» DO THIS: Copy each line exactly. Drop every picture.

— begin —

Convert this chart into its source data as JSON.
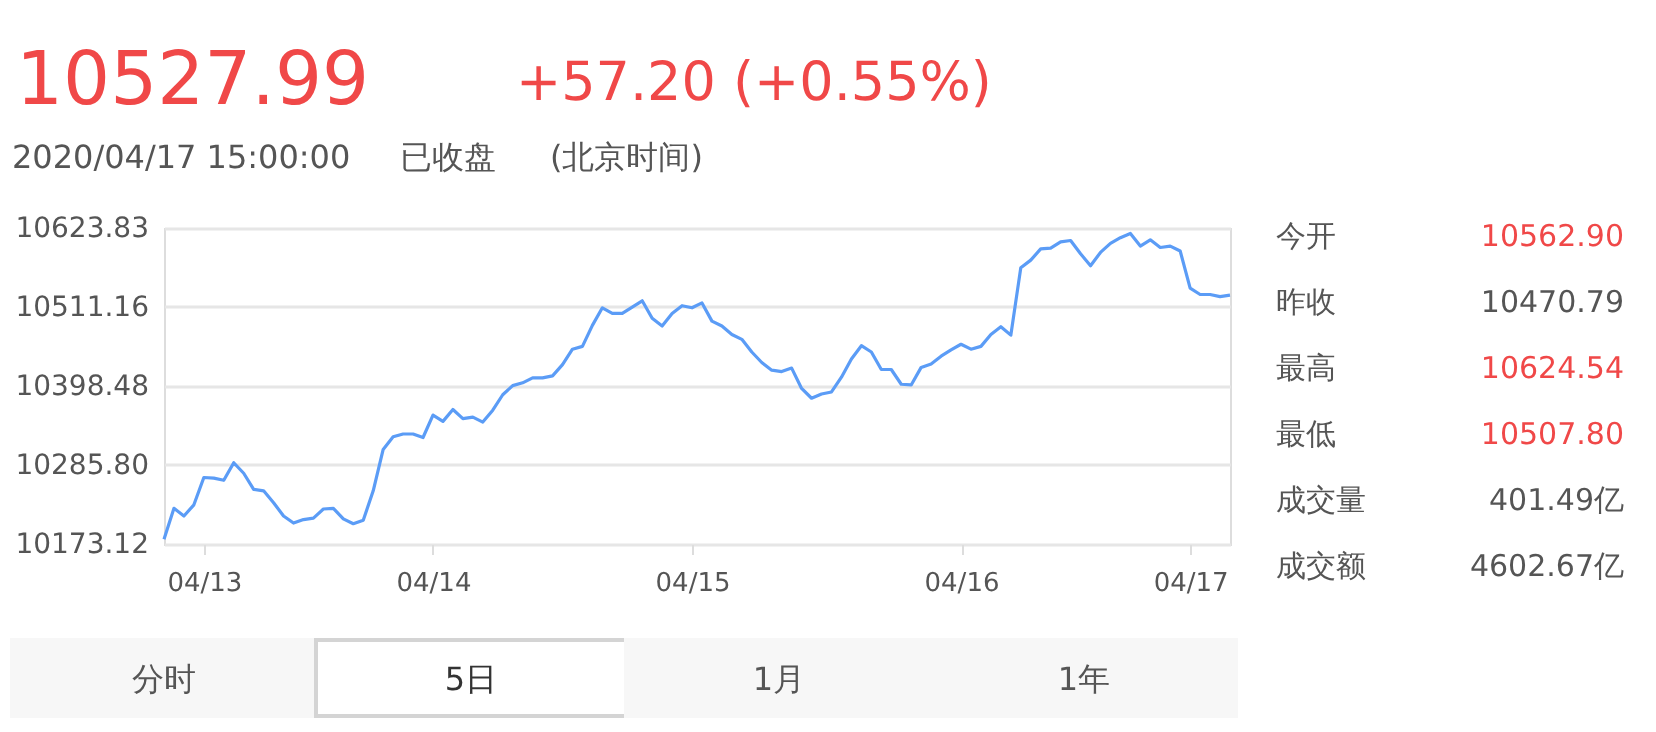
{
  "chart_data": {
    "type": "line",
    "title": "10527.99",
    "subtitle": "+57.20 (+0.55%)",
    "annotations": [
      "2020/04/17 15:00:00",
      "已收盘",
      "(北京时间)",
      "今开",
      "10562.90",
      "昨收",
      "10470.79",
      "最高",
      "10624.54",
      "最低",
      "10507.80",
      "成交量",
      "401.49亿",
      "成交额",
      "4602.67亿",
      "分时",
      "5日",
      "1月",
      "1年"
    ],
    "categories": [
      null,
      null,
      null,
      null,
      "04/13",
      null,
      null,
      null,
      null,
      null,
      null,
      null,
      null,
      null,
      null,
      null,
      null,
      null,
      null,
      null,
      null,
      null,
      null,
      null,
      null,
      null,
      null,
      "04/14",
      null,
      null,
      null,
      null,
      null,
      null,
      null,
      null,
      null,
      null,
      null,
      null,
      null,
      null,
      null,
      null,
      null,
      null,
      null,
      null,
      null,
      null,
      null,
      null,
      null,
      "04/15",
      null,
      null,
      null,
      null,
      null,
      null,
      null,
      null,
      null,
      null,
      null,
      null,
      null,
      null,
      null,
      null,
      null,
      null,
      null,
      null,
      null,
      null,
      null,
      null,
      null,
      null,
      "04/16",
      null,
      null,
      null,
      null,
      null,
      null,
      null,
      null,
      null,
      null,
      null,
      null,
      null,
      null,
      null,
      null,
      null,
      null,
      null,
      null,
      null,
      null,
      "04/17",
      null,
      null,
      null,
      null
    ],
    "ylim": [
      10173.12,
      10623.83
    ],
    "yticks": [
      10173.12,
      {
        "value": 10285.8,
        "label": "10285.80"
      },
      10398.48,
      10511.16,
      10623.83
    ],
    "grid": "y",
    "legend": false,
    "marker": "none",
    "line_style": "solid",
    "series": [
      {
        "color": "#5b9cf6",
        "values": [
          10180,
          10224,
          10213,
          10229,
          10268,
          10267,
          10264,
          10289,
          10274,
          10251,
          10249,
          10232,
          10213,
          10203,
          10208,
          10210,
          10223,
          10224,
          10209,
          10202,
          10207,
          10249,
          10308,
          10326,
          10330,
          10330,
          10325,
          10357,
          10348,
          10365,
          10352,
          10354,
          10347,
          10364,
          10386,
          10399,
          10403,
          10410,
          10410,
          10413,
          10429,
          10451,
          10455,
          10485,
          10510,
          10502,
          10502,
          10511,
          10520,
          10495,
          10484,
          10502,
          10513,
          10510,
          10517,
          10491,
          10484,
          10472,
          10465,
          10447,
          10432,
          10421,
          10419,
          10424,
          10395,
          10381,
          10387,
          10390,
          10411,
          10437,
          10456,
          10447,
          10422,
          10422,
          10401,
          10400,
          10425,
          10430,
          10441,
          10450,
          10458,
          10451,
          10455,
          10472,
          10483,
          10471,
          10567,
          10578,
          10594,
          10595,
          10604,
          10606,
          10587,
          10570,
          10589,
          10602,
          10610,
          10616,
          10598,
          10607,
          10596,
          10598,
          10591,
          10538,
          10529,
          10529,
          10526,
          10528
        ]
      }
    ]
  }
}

— end —

» FINISHED TASK:
Convert this chart into its source data as JSON.
{
  "chart_data": {
    "type": "line",
    "title": "10527.99",
    "subtitle": "+57.20 (+0.55%)",
    "annotations": [
      "2020/04/17 15:00:00",
      "已收盘",
      "(北京时间)",
      "今开",
      "10562.90",
      "昨收",
      "10470.79",
      "最高",
      "10624.54",
      "最低",
      "10507.80",
      "成交量",
      "401.49亿",
      "成交额",
      "4602.67亿",
      "分时",
      "5日",
      "1月",
      "1年"
    ],
    "categories": [
      null,
      null,
      null,
      null,
      "04/13",
      null,
      null,
      null,
      null,
      null,
      null,
      null,
      null,
      null,
      null,
      null,
      null,
      null,
      null,
      null,
      null,
      null,
      null,
      null,
      null,
      null,
      null,
      "04/14",
      null,
      null,
      null,
      null,
      null,
      null,
      null,
      null,
      null,
      null,
      null,
      null,
      null,
      null,
      null,
      null,
      null,
      null,
      null,
      null,
      null,
      null,
      null,
      null,
      null,
      "04/15",
      null,
      null,
      null,
      null,
      null,
      null,
      null,
      null,
      null,
      null,
      null,
      null,
      null,
      null,
      null,
      null,
      null,
      null,
      null,
      null,
      null,
      null,
      null,
      null,
      null,
      null,
      "04/16",
      null,
      null,
      null,
      null,
      null,
      null,
      null,
      null,
      null,
      null,
      null,
      null,
      null,
      null,
      null,
      null,
      null,
      null,
      null,
      null,
      null,
      null,
      "04/17",
      null,
      null,
      null,
      null
    ],
    "ylim": [
      10173.12,
      10623.83
    ],
    "yticks": [
      10173.12,
      {
        "value": 10285.8,
        "label": "10285.80"
      },
      10398.48,
      10511.16,
      10623.83
    ],
    "grid": "y",
    "legend": false,
    "marker": "none",
    "line_style": "solid",
    "series": [
      {
        "color": "#5b9cf6",
        "values": [
          10180,
          10224,
          10213,
          10229,
          10268,
          10267,
          10264,
          10289,
          10274,
          10251,
          10249,
          10232,
          10213,
          10203,
          10208,
          10210,
          10223,
          10224,
          10209,
          10202,
          10207,
          10249,
          10308,
          10326,
          10330,
          10330,
          10325,
          10357,
          10348,
          10365,
          10352,
          10354,
          10347,
          10364,
          10386,
          10399,
          10403,
          10410,
          10410,
          10413,
          10429,
          10451,
          10455,
          10485,
          10510,
          10502,
          10502,
          10511,
          10520,
          10495,
          10484,
          10502,
          10513,
          10510,
          10517,
          10491,
          10484,
          10472,
          10465,
          10447,
          10432,
          10421,
          10419,
          10424,
          10395,
          10381,
          10387,
          10390,
          10411,
          10437,
          10456,
          10447,
          10422,
          10422,
          10401,
          10400,
          10425,
          10430,
          10441,
          10450,
          10458,
          10451,
          10455,
          10472,
          10483,
          10471,
          10567,
          10578,
          10594,
          10595,
          10604,
          10606,
          10587,
          10570,
          10589,
          10602,
          10610,
          10616,
          10598,
          10607,
          10596,
          10598,
          10591,
          10538,
          10529,
          10529,
          10526,
          10528
        ]
      }
    ]
  }
}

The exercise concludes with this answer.